[START OF GIVEN DATA]

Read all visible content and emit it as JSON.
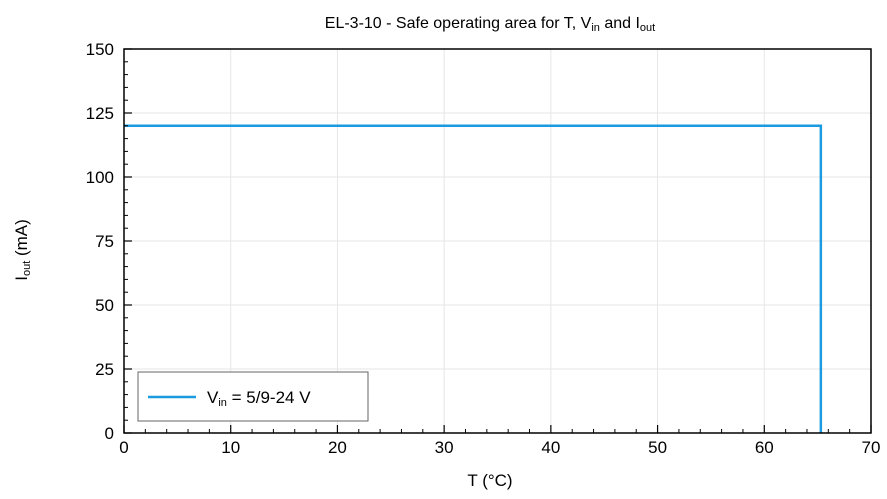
{
  "chart_data": {
    "type": "line",
    "title": {
      "main": "EL-3-10 - Safe operating area for T, V",
      "sub1": "in",
      "mid": " and I",
      "sub2": "out"
    },
    "xlabel": "T (°C)",
    "ylabel": {
      "main": "I",
      "sub": "out",
      "rest": " (mA)"
    },
    "xlim": [
      0,
      70
    ],
    "ylim": [
      0,
      150
    ],
    "x_ticks": [
      0,
      10,
      20,
      30,
      40,
      50,
      60,
      70
    ],
    "y_ticks": [
      0,
      25,
      50,
      75,
      100,
      125,
      150
    ],
    "grid": true,
    "legend_position": "bottom-left",
    "series": [
      {
        "name": {
          "main": "V",
          "sub": "in",
          "rest": " = 5/9-24 V"
        },
        "color": "#1a9be0",
        "x": [
          0,
          65.3,
          65.3
        ],
        "y": [
          120,
          120,
          0
        ]
      }
    ]
  }
}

[END OF GIVEN DATA]

WHAT THE EXERCISE ASKS:
Extract all lines of the records above that include "main".

FULL OUTPUT:
      "main": "EL-3-10 - Safe operating area for T, V",
      "main": "I",
          "main": "V",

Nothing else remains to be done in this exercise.